> [Part of a data file]:
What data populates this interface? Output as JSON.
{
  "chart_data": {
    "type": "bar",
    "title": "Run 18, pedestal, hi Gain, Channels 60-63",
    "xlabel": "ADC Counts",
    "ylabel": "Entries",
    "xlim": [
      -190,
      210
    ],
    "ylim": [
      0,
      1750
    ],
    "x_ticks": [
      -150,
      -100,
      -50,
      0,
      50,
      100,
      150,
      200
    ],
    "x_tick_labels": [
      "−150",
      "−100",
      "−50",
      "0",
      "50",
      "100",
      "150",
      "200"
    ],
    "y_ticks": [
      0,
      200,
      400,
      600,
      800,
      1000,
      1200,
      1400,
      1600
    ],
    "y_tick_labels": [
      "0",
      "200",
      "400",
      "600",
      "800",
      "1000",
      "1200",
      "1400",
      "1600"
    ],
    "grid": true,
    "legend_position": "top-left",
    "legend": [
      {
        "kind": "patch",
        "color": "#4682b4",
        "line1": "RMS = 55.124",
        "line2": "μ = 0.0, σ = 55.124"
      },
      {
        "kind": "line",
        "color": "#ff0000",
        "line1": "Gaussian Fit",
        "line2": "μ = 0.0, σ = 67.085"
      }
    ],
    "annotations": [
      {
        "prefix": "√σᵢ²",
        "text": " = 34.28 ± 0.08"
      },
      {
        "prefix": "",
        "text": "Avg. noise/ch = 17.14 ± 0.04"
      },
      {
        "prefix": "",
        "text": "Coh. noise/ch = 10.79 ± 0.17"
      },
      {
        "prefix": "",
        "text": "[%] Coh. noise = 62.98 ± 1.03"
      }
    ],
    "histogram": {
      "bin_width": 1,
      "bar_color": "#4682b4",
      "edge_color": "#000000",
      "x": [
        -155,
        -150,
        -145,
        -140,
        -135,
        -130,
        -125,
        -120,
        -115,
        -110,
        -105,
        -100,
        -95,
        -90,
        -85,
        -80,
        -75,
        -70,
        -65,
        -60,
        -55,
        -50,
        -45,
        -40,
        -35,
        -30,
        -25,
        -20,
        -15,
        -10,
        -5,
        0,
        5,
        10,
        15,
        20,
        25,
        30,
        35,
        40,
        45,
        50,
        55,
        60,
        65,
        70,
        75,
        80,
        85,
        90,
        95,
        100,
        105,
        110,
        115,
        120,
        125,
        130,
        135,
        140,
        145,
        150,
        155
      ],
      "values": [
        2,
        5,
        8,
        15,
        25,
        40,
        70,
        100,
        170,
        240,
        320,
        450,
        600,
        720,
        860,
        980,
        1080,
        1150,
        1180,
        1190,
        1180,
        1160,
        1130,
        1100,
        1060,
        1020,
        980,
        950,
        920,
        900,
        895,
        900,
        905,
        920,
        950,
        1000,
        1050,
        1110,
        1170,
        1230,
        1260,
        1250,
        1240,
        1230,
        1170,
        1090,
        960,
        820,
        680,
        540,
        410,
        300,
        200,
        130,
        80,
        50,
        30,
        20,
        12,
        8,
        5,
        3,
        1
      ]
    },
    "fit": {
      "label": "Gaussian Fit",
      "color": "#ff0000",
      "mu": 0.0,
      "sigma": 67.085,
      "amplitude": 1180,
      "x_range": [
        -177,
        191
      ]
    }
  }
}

> [To do]: Go through the records and print each one exactly.

> [Exercise response]:
What data populates this interface? Output as JSON.
{
  "chart_data": {
    "type": "bar",
    "title": "Run 18, pedestal, hi Gain, Channels 60-63",
    "xlabel": "ADC Counts",
    "ylabel": "Entries",
    "xlim": [
      -190,
      210
    ],
    "ylim": [
      0,
      1750
    ],
    "x_ticks": [
      -150,
      -100,
      -50,
      0,
      50,
      100,
      150,
      200
    ],
    "x_tick_labels": [
      "−150",
      "−100",
      "−50",
      "0",
      "50",
      "100",
      "150",
      "200"
    ],
    "y_ticks": [
      0,
      200,
      400,
      600,
      800,
      1000,
      1200,
      1400,
      1600
    ],
    "y_tick_labels": [
      "0",
      "200",
      "400",
      "600",
      "800",
      "1000",
      "1200",
      "1400",
      "1600"
    ],
    "grid": true,
    "legend_position": "top-left",
    "legend": [
      {
        "kind": "patch",
        "color": "#4682b4",
        "line1": "RMS = 55.124",
        "line2": "μ = 0.0, σ = 55.124"
      },
      {
        "kind": "line",
        "color": "#ff0000",
        "line1": "Gaussian Fit",
        "line2": "μ = 0.0, σ = 67.085"
      }
    ],
    "annotations": [
      {
        "prefix": "√σᵢ²",
        "text": " = 34.28 ± 0.08"
      },
      {
        "prefix": "",
        "text": "Avg. noise/ch = 17.14 ± 0.04"
      },
      {
        "prefix": "",
        "text": "Coh. noise/ch = 10.79 ± 0.17"
      },
      {
        "prefix": "",
        "text": "[%] Coh. noise = 62.98 ± 1.03"
      }
    ],
    "histogram": {
      "bin_width": 1,
      "bar_color": "#4682b4",
      "edge_color": "#000000",
      "x": [
        -155,
        -150,
        -145,
        -140,
        -135,
        -130,
        -125,
        -120,
        -115,
        -110,
        -105,
        -100,
        -95,
        -90,
        -85,
        -80,
        -75,
        -70,
        -65,
        -60,
        -55,
        -50,
        -45,
        -40,
        -35,
        -30,
        -25,
        -20,
        -15,
        -10,
        -5,
        0,
        5,
        10,
        15,
        20,
        25,
        30,
        35,
        40,
        45,
        50,
        55,
        60,
        65,
        70,
        75,
        80,
        85,
        90,
        95,
        100,
        105,
        110,
        115,
        120,
        125,
        130,
        135,
        140,
        145,
        150,
        155
      ],
      "values": [
        2,
        5,
        8,
        15,
        25,
        40,
        70,
        100,
        170,
        240,
        320,
        450,
        600,
        720,
        860,
        980,
        1080,
        1150,
        1180,
        1190,
        1180,
        1160,
        1130,
        1100,
        1060,
        1020,
        980,
        950,
        920,
        900,
        895,
        900,
        905,
        920,
        950,
        1000,
        1050,
        1110,
        1170,
        1230,
        1260,
        1250,
        1240,
        1230,
        1170,
        1090,
        960,
        820,
        680,
        540,
        410,
        300,
        200,
        130,
        80,
        50,
        30,
        20,
        12,
        8,
        5,
        3,
        1
      ]
    },
    "fit": {
      "label": "Gaussian Fit",
      "color": "#ff0000",
      "mu": 0.0,
      "sigma": 67.085,
      "amplitude": 1180,
      "x_range": [
        -177,
        191
      ]
    }
  }
}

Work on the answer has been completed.